Think what would have happened if Newton said, “I wonder what caused that apple to fall on my head? Oh, well, it must be some nasty, devilish demon playing around. Or maybe it’s a paranormal force we can never understand. Yeah – that’s the ticket. Now who wants apple pancakes for breakfast?”
Nothing, I’m sure. It’s not like geometry would vanish overnight. However, the person that did it would probably get famous, which provides serious motivation, which is why I figure the axioms stand because despite highly-motivated people trying to break them for centuries, none have succeeded.
Heck, relativity didn’t make classical Newtonian mechanics vanish, either. For 99.99% of practical applications, relativity is little more than an asterisk pointing to a footnote referencing a trivial correction one can make to one’s figures, if one feels like it.
Similarly, I don’t buy into any of the crap currently labeled “paranormal”, since the label is just a means to sell falsehoods to suckers. If any of it was real, there’d be serious scientific study to analyze and improve it and Uri Geller clones would by now be driving turbines with their minds. Similarly, in Exodus 7, Aaron needs God’s help to turn a staff into a snake, but two Egyptian priests also manage this impressive feat (albeit producing weaker snakes). If this technology was in Egypt’s hands circa 1300 B.C.E., why didn’t they use it and improvements on it to fend off being conquered by Nubians, Assyrians, Persians and Macedonians? Heck, if a priest can turn a stick into a snake, why not train thousands of priests and build defenses consisting of walls of sticks that get all hissy when an invading army tries to scale them? And why not try for something cooler, like turning rocks into camels or trees into elephants? This technology was shockingly under-utilized in ancient Egypt.

• **Excerpted data**
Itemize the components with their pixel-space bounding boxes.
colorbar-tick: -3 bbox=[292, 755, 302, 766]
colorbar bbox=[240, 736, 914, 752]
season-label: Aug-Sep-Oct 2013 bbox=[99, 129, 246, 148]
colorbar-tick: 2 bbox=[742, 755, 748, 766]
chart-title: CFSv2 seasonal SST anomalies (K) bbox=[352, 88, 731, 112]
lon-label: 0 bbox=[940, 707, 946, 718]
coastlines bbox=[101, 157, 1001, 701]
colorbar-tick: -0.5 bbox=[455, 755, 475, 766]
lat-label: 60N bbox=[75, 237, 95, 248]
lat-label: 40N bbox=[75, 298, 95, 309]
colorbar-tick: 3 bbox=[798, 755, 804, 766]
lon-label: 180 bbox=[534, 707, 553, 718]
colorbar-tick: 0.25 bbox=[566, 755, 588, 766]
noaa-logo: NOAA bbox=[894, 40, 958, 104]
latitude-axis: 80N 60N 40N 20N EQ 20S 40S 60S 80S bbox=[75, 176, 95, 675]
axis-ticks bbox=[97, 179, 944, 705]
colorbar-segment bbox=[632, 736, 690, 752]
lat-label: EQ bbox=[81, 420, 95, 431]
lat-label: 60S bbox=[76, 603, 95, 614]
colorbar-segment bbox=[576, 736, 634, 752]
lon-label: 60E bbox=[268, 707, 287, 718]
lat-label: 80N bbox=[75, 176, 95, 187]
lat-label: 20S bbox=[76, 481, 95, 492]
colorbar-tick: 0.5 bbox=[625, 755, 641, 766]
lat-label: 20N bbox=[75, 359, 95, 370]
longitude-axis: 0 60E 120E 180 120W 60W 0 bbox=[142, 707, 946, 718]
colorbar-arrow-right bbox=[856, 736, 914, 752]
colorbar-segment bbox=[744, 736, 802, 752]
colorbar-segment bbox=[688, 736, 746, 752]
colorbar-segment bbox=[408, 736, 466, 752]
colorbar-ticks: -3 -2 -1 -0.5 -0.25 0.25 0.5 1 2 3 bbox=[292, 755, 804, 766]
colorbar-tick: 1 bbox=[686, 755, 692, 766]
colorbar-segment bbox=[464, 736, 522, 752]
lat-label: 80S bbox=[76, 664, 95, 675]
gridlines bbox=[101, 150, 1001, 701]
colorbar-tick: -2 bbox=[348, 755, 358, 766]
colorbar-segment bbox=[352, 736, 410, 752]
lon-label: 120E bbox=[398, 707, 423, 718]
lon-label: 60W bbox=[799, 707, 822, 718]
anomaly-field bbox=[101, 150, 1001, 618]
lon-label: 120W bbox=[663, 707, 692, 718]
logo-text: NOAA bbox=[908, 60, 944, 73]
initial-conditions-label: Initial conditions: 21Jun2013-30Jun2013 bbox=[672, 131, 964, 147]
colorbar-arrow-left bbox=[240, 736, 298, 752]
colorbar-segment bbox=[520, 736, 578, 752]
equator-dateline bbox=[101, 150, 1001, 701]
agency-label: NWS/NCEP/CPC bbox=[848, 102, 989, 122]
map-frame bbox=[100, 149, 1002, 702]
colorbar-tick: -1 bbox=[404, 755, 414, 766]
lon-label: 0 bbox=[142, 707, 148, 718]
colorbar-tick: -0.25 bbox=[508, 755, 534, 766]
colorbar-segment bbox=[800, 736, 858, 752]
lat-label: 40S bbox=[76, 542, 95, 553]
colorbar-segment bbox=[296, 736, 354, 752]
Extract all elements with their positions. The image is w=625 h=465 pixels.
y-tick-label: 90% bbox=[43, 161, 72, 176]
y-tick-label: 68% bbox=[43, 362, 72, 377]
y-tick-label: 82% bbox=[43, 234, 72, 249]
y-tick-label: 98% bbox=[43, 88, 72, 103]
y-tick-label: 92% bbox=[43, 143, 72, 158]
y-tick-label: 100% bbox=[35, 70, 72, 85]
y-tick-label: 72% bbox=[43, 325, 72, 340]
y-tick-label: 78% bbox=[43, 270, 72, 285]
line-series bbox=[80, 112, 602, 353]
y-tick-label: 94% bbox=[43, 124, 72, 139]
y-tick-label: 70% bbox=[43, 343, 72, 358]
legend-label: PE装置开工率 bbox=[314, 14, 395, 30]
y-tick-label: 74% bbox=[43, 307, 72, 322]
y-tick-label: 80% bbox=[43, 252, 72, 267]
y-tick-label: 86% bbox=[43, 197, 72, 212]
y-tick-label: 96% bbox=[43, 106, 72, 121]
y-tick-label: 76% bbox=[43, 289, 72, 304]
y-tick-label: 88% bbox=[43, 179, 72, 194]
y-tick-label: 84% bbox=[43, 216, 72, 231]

• **Set of tasks**
1 – After the items, write out the text excerpt from "Heck, relativity didn’t" to "feels like it.".
2 – Answer these questions using the text excerpt placed before the items.
(a) In the imagined quote from Newton, what does he ask who wants for breakfast?
(b) For what percentage of practical applications is relativity described as little more than an asterisk?
(c) In Exodus 7, as described, how many Egyptian priests also turn a staff into a snake?

• **Your written answers**
1 –
Heck, relativity didn’t make classical Newtonian mechanics vanish, either. For 99.99% of practical applications, relativity is little more than an asterisk pointing to a footnote referencing a trivial correction one can make to one’s figures, if one feels like it.

2 –
(a) Apple pancakes.
(b) 99.99%.
(c) Two.